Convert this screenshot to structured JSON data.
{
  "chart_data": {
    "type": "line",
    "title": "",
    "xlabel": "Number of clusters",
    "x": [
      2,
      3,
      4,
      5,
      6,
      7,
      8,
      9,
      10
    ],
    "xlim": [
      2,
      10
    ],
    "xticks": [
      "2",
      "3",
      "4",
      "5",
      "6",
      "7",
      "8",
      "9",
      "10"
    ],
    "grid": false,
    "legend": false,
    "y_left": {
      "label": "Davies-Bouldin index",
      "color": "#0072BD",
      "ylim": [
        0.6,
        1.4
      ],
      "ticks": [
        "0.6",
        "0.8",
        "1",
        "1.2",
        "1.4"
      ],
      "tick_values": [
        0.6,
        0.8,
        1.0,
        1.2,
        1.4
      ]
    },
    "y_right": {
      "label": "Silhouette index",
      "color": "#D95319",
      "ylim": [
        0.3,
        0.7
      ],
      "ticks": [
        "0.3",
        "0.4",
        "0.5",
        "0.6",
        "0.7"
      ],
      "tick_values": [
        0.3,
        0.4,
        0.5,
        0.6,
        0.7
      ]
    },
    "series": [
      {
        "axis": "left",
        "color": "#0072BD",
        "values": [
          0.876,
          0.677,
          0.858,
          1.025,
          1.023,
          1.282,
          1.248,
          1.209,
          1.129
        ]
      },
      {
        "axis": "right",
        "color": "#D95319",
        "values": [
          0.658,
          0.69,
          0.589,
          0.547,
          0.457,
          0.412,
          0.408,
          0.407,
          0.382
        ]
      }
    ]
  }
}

---

» Stated task: All of the data needs to be printed once more, exactly.

» Completed task:
Convert this screenshot to structured JSON data.
{
  "chart_data": {
    "type": "line",
    "title": "",
    "xlabel": "Number of clusters",
    "x": [
      2,
      3,
      4,
      5,
      6,
      7,
      8,
      9,
      10
    ],
    "xlim": [
      2,
      10
    ],
    "xticks": [
      "2",
      "3",
      "4",
      "5",
      "6",
      "7",
      "8",
      "9",
      "10"
    ],
    "grid": false,
    "legend": false,
    "y_left": {
      "label": "Davies-Bouldin index",
      "color": "#0072BD",
      "ylim": [
        0.6,
        1.4
      ],
      "ticks": [
        "0.6",
        "0.8",
        "1",
        "1.2",
        "1.4"
      ],
      "tick_values": [
        0.6,
        0.8,
        1.0,
        1.2,
        1.4
      ]
    },
    "y_right": {
      "label": "Silhouette index",
      "color": "#D95319",
      "ylim": [
        0.3,
        0.7
      ],
      "ticks": [
        "0.3",
        "0.4",
        "0.5",
        "0.6",
        "0.7"
      ],
      "tick_values": [
        0.3,
        0.4,
        0.5,
        0.6,
        0.7
      ]
    },
    "series": [
      {
        "axis": "left",
        "color": "#0072BD",
        "values": [
          0.876,
          0.677,
          0.858,
          1.025,
          1.023,
          1.282,
          1.248,
          1.209,
          1.129
        ]
      },
      {
        "axis": "right",
        "color": "#D95319",
        "values": [
          0.658,
          0.69,
          0.589,
          0.547,
          0.457,
          0.412,
          0.408,
          0.407,
          0.382
        ]
      }
    ]
  }
}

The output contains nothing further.